• _ZU ERLEDIGENDE AUFGABEN_
a - Gib im Auszug über Bertolt Brecht die Passage von „Es ist Sonnabend, der“ bis „Klassiker zu werden.“ noch einmal wieder und tausche darin „Zug“ gegen „Bus“ aus.
b - Wie könnte der Auszug über Bertolt Brecht nach seinem letzten Satz weitergehen? Schreib ihn fort.

• _VORLIEGENDER AUSZUG_
Bertolt Brecht (geb. 10.2.1898 Augsburg, gest. 14.8.1956 Berlin, Dichter, Theatertheoretiker und Regisseur; © Kolbe)

Bertolt Brecht (geb. 10.2.1898 Augsburg, gest. 14.8.1956 Berlin, Dichter, Theatertheoretiker und Regisseur; © Kolbe)

Die Romantik des Nützlichen

Bertold Brecht, der statt der Welt nur das Theater änderte und die Lyrik

Es ist Sonnabend, der 21. Februar 1920. Ein junger Mann sitzt im Zug von Augsburg nach Berlin. Dort hofft er, ein Stück zu verkaufen, es heißt Baal. Jetzt, im Zug, schreibt er ein Gedicht. Jahrzehnte später wird man die Erinnerung an die Marie. A. zum Kanon deutscher Lyrik rechnen. Im nächsten Sommer, es ist Freitag, der 17. Juni 1921, wird der Junge, er ist dann gerade mal 23, einen sonderbaren Satz schreiben: Ich beobachte, dass ich anfange, ein Klassiker zu werden.

Später, viel später, da ist die Anmaßung Realität, wird er notieren: der 17. Juni hat die ganze Existenz verfremdet. Er wird einen Brief schreiben an den Werten Genossen Ulbricht, von dem dieser nur Teile veröffentlichen  lässt, und er wird, in diesem Sommer ’53, Buckower Elegien erleiden: Kaum je hat das unauflösliche Zerrissensein prägnanteren und kühleren Ausdruck gefunden als in dem Gedicht Der Radwechsel. Als dieser Zerrissene, der so sein Lebensproblem beschreibt, am 14. August 1956 stirbt, ist er, als Dichter und Regisseur, einer der großen Anreger seines Jahrhunderts. Und ein Kronzeuge seiner Gefährdungen.

• _INHALT DER DATEN_
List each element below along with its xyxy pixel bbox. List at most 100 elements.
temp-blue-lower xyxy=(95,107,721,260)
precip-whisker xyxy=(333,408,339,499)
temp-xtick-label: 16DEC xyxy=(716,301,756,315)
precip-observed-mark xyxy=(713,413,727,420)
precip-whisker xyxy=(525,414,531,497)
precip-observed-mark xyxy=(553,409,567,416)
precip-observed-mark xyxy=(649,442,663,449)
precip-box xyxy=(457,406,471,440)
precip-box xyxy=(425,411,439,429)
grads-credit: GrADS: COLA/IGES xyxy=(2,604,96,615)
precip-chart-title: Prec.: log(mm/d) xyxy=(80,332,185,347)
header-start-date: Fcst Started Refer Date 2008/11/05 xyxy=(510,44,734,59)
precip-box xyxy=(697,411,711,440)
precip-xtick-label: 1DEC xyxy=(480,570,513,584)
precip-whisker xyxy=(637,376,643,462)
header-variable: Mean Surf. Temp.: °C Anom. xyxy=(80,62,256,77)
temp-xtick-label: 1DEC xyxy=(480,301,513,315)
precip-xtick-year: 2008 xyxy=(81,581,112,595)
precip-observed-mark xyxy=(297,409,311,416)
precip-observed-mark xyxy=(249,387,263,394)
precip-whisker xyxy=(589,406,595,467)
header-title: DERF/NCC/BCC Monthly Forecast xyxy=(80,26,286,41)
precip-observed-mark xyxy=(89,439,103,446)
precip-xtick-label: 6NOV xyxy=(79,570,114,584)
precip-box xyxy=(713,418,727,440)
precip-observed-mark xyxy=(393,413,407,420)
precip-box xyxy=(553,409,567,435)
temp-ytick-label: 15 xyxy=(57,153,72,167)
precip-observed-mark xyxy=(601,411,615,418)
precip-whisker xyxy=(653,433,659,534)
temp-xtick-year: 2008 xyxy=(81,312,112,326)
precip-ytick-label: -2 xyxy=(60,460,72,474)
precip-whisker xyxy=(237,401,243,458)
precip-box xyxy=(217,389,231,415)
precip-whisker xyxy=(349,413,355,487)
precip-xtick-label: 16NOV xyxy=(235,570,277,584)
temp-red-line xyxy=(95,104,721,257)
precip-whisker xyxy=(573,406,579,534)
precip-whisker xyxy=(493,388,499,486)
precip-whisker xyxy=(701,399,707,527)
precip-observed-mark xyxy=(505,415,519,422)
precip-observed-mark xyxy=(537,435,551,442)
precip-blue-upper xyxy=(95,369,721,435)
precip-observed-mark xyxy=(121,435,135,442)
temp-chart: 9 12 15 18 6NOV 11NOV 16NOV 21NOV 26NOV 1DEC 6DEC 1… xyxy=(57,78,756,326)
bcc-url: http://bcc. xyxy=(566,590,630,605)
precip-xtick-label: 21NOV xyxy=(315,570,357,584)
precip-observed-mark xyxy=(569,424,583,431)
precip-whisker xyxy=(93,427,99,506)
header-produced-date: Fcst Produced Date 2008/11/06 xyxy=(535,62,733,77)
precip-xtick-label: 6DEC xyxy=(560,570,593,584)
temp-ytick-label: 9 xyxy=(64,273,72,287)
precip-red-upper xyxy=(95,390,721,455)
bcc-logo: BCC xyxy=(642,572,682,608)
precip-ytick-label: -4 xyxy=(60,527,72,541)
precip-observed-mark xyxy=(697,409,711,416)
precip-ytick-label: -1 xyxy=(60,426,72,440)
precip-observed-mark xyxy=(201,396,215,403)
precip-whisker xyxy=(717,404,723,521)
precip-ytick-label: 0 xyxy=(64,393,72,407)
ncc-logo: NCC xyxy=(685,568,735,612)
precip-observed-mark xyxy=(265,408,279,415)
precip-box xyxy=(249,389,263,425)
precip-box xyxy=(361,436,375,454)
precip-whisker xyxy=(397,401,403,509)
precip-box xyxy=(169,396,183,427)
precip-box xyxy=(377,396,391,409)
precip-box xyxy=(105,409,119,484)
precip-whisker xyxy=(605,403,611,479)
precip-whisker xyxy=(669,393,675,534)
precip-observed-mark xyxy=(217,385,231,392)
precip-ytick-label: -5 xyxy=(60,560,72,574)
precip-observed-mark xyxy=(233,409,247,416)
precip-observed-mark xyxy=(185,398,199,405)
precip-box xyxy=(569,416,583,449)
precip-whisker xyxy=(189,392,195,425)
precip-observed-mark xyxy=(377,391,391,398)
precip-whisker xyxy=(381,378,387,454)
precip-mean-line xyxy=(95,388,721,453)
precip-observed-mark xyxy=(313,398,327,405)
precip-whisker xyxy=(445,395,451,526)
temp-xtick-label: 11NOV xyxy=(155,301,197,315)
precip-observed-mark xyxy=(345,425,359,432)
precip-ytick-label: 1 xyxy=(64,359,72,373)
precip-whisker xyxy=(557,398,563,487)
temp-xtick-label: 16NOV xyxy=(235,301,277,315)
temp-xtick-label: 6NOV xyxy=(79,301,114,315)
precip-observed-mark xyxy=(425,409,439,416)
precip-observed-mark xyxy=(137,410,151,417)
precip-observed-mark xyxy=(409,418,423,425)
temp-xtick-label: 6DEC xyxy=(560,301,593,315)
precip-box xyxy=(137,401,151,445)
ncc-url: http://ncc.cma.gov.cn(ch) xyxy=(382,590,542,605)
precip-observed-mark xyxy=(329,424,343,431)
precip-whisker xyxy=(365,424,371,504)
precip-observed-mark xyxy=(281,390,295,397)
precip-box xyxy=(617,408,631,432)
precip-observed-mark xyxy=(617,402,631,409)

• _ERGEBNISSE JE AUFGABE_
a -
Es ist Sonnabend, der 21. Februar 1920. Ein junger Mann sitzt im Bus von Augsburg nach Berlin. Dort hofft er, ein Stück zu verkaufen, es heißt Baal. Jetzt, im Bus, schreibt er ein Gedicht. Jahrzehnte später wird man die Erinnerung an die Marie. A. zum Kanon deutscher Lyrik rechnen. Im nächsten Sommer, es ist Freitag, der 17. Juni 1921, wird der Junge, er ist dann gerade mal 23, einen sonderbaren Satz schreiben: Ich beobachte, dass ich anfange, ein Klassiker zu werden.

b -
Unter den Versuchen, einen der einflussreichsten Intellektuellen des 20. Jahrhunderts zu erklären, unternahm Max Frisch vielleicht den einsichtigsten: Die Faszination, die Brecht hat, schreibe ich dem Umstand zu, dass hier ein Leben wirklich vom Denken aus gelebt wird. Dieser Satz erklärt so gut wie alles, was an einem Menschen überhaupt erklärbar scheint. Allerdings, ein Rest bleibt immer. Dieser Rest begründet die Schwierigkeiten mit dem Menschen Brecht.

Bertolt Brecht hat sein Leben und seine Literatur tatsächlich vom reinen Denken her entwickelt. Und die Frage ist, warum ein Werk, das sich so ganz, so rückhaltlos als im Dienst eines gesellschaftlichen Entwurfes stehend begreift, nicht auch zusammenbricht mit diesem. Die Arbeit eines Künstlers, wenn sie Bestand erwirbt, ist klüger als der, der sie tut. Kunst, wirkliche Kunst entwickelt ein Eigenleben über den Tag hinaus; sie ist aufnahmefähig für Gedanken, die ihr Schöpfer noch nicht kannte, weil es sie noch nicht gab. So, nur so, entsteht Bleibendes. Auch Brechts Stücke verfügen, zu Teilen, über diese Bedingung literarischer Überzeitlichkeit. Allerdings ist dieses Stück Unsterblichkeit bei Brecht schwerer zu entdecken als bei Shakespeare. Anmerkungen über Arbeitslose und
Atombomben werden nicht schon dadurch Kunst, dass es sie gibt. Dramatik überlebt durch ihre Fähigkeit, großes Theater zu stiften und also große Aufgaben für große Schauspieler. So wird es sein, dass sie Ui und Galilei, Kreidekreis und Courage und Sezuan noch spielen werden, wenn Brecht ihnen so fern ist wie uns Goethe.

Was aber die Liebe ist und die Trauer, die Ungeduld und die Sehnsucht, wird Menschen nie fern sein und also Brechts Gedichte nicht. Vielleicht gewinnen die Besten unter ihnen ihren Rang, weil sich die solitäre Eigenart ihres Dichters wohl nirgendwo so zu bekunden vermag wie im Gedicht. Wer hat je das Denken selbst so romantisiert? Wo ist das Denken so liebevoll, die Liebe so bedenkend? Wo ist ein Vers so vom kühlen Denken her entworfen worden? Und wo ein Leben.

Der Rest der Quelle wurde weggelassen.